- **READING TEXT**
Photography

Yours Sincerely

SHAY WILSON

Creative inspiration and the meaning of art can be found anywhere—often by accident.

When I worked for an art gallery and framing shop in Delta, B.C., I framed more mundane pieces than I can count—limited-edition wildlife prints, diplomas, photos of sunsets, kid scribbles, the odd seventies-era oil painting and Granny’s landscape watercolours. People hang some pretty boring stuff on their walls. Every day in the shop I hoped for a ­master­piece to arrive, though I treated everything our customers brought in—even the most faded posters—with respect.

One morning an older couple came into the shop, wanting to frame a small portrait of the man’s family, taken in the 1920s when he was a small child. The portrait was glued to a piece of card. On the other side of the card was a photo of two young men in clown suits, with “yours sincerely, Neil” written in the bottom right corner.

“What about this?” I asked.

“Oh, we don’t know who they are,” said the woman. “You can just cover it up.”

I looked again, wondering what the connection was between the stern-looking people in the family portrait and the two young men in fancy dress. “It’s such an interesting photo,” I said. “It would be a shame to hide it.”

“We don’t mind,” she said.

They chose their frame and left, but that photograph bothered me all day. I pulled it out again later on and imagined the two men dissolving into laughter as soon as the photo was taken. I couldn’t stand to hide these jovial fellows behind a family portrait for all eternity, so on my break I took the picture to a photo lab and had a copy printed for myself. I felt as if I had rescued real people from oblivion.

At the time I was obsessed with Alain-Fournier’s 1913 coming-of-age novel Le Grand Meaulnes, in which a young man happens upon a strange party orchestrated by children and spends years afterwards trying to find the girl he met there. Pierrot and Harlequin appear frequently in the narrative as totems of the characters who refuse to grow up. I loved the magical, bittersweet taste of this little book. Alain-Fournier was killed in battle at age twenty-seven during World War I; Le Grande Meaulnes is his only completed novel.

I was reading Le Grand Meaulnes for what must have been the fourth time on the day the clown photo came into the shop, and these small connected events led me to put down my book and start sketching ideas for a painting. The shop was never busy, so I had a lot of time to think about words like synergy, and time to wonder where inspiration comes from. A month later I finished my painting of a juggling Harlequin in greens and browns, gold and orange. I decided to frame it.

(Element location listings)
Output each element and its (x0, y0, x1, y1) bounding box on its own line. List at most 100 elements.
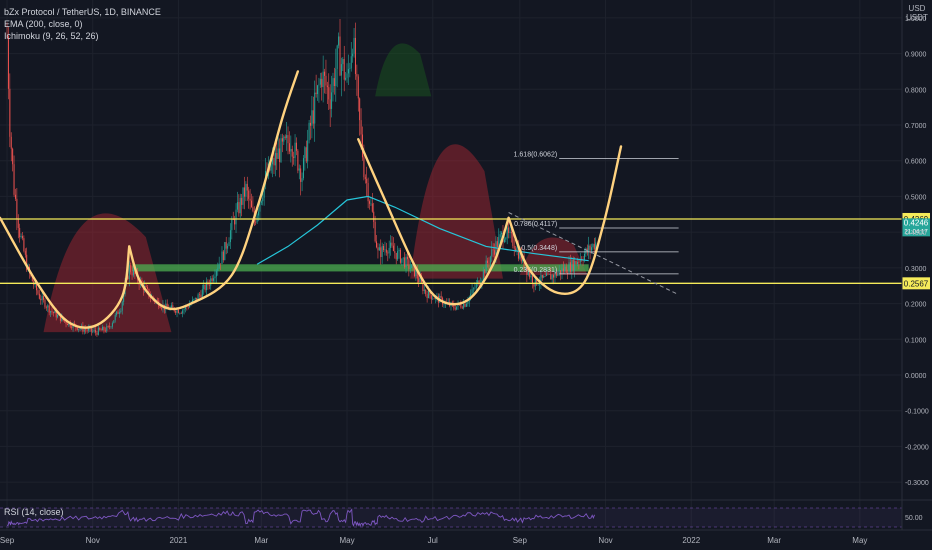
candle-body (505, 238, 507, 240)
price-chart[interactable]: 0.43690.25670.424621:04:17 3.618(1.0738)… (0, 0, 932, 550)
candle-body (383, 246, 385, 251)
candle-body (350, 56, 352, 69)
candle-body (231, 219, 233, 231)
candle-body (357, 76, 359, 99)
candle-body (159, 306, 161, 308)
candle-body (572, 259, 574, 271)
candle-body (543, 275, 545, 278)
price-tag-label: 0.2567 (904, 279, 929, 288)
candle-body (179, 312, 181, 314)
candle-body (287, 135, 289, 144)
candle-body (411, 264, 413, 269)
candle-body (145, 286, 147, 288)
candle-body (66, 323, 68, 326)
candle-body (454, 308, 456, 310)
candle-body (180, 312, 182, 314)
candle-body (307, 140, 309, 162)
candle-body (110, 326, 112, 328)
candle-body (118, 312, 120, 314)
candle-body (592, 244, 594, 248)
candle-body (443, 304, 445, 305)
candle-body (255, 221, 257, 223)
candle-body (300, 168, 302, 182)
price-tick-label: 0.7000 (905, 123, 927, 130)
candle-body (387, 252, 389, 254)
candle-body (93, 330, 95, 332)
candle-body (85, 329, 87, 330)
candle-body (343, 59, 345, 80)
candle-body (20, 236, 22, 238)
candle-body (277, 148, 279, 159)
rsi-tick-label: 50.00 (905, 515, 923, 522)
candle-body (537, 284, 539, 286)
candle-body (405, 256, 407, 268)
candle-body (40, 298, 42, 301)
legend-ema[interactable]: EMA (200, close, 0) (4, 18, 161, 30)
candle-body (214, 276, 216, 279)
axis-unit[interactable]: USD USDT (906, 4, 928, 22)
candle-body (541, 274, 543, 278)
candle-body (220, 263, 222, 265)
candle-body (353, 37, 355, 54)
candle-body (170, 305, 172, 308)
price-tick-label: -0.3000 (905, 480, 929, 487)
candle-body (280, 138, 282, 163)
candle-body (279, 148, 281, 163)
candle-body (380, 247, 382, 258)
candle-body (210, 278, 212, 286)
candle-body (97, 327, 99, 335)
fib-level-label: 0.5(0.3448) (521, 245, 557, 252)
candle-body (175, 311, 177, 313)
candle-body (187, 306, 189, 308)
candle-body (530, 275, 532, 278)
price-tick-label: 0.2000 (905, 302, 927, 309)
candle-body (332, 78, 334, 93)
candle-body (319, 78, 321, 85)
candle-body (359, 98, 361, 121)
candle-body (390, 242, 392, 248)
candle-body (381, 246, 383, 258)
candle-body (440, 295, 442, 298)
candle-body (304, 147, 306, 159)
candle-body (177, 309, 179, 314)
candle-body (221, 251, 223, 265)
candle-body (298, 168, 300, 171)
candle-body (568, 262, 570, 274)
candle-body (248, 190, 250, 199)
candle-body (43, 296, 45, 300)
time-tick-label: Nov (598, 536, 612, 545)
candle-body (156, 300, 158, 301)
candle-body (325, 75, 327, 86)
legend-symbol[interactable]: bZx Protocol / TetherUS, 1D, BINANCE (4, 6, 161, 18)
candle-body (415, 271, 417, 277)
candle-body (86, 329, 88, 331)
candle-body (114, 315, 116, 321)
candle-body (245, 183, 247, 197)
candle-body (47, 305, 49, 308)
candle-body (7, 36, 9, 89)
candle-body (576, 262, 578, 265)
candle-body (346, 73, 348, 78)
candle-body (419, 277, 421, 283)
legend-rsi[interactable]: RSI (14, close) (4, 507, 64, 517)
candle-body (432, 298, 434, 300)
time-tick-label: Sep (513, 536, 528, 545)
candle-body (562, 268, 564, 272)
current-price-label: 0.4246 (904, 218, 929, 227)
candle-body (228, 242, 230, 246)
candle-body (489, 256, 491, 264)
candle-body (199, 294, 201, 296)
candle-body (574, 261, 576, 271)
candle-body (561, 268, 563, 275)
candle-body (235, 209, 237, 225)
candle-body (356, 74, 358, 77)
candle-body (229, 230, 231, 243)
candle-body (408, 259, 410, 269)
time-tick-label: May (339, 536, 354, 545)
candle-body (593, 244, 595, 250)
candle-body (329, 99, 331, 109)
candle-body (324, 71, 326, 76)
time-tick-label: Nov (86, 536, 100, 545)
legend-ichimoku[interactable]: Ichimoku (9, 26, 52, 26) (4, 30, 161, 42)
candle-body (377, 247, 379, 251)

- **WHAT THIS EXERCISE ASKS**
1. Condense the paragraph of the framing-shop essay that begins "When I worked for an art gallery" into a shorter version that keeps its main facts.
2. Write the next part of the framing-shop essay, picking up after its final sentence.

- **ANSWERS TO THE EXERCISES**
1. While working at an art gallery and framing shop in Delta, B.C., I framed countless ordinary pieces: limited-edition wildlife prints, diplomas, sunset photos, children's scribbles, the occasional seventies-era oil painting and grandmothers' landscape watercolors. People hang plenty of dull things on their walls. I hoped each day that a masterpiece would come in, yet I treated every item customers brought, even faded posters, with respect.

2.
Framing an item can validate it as art. You’ve spent money to celebrate and protect it, and placed the object prominently on a wall. That must mean something. There is a sense that a framed image will be handed down through generations, that it will last a long time and touch the hearts and minds of all who see it. Framing something makes it seem permanent, real, the art and the border joined eternally.

The most difficult customers I had were artists framing their own work, because artists think they know all about what will suit their masterpieces. They are almost always wrong, especially when they choose mat board. Some artists think everything should be matted with stark white, because that’s what museums do. This cold, hard colour looks terrible with nearly everything. Others assume their piece should be matted using the strongest colour in the artwork, which only serves to overpower the art and to make it recede visually. Generally, the best colours to use are the mid-tones in a piece, never the highlights, but this is hard to explain to someone with a huge emotional investment in their work.

For my painting, I chose a four-inch-wide dark brown beauty of a frame with a mottled yellowy section the exact colour of the mid-tones in my painting. It had daubed gold highlights and a bright gold recessed inner border. It was one of the most expensive frames in the store at the time, and it was so perfect that it appeared I had painted it to match the canvas. I brought it home, leaned it against the stove on the kitchen floor and stared at it during meals for days before deciding where to hang it up.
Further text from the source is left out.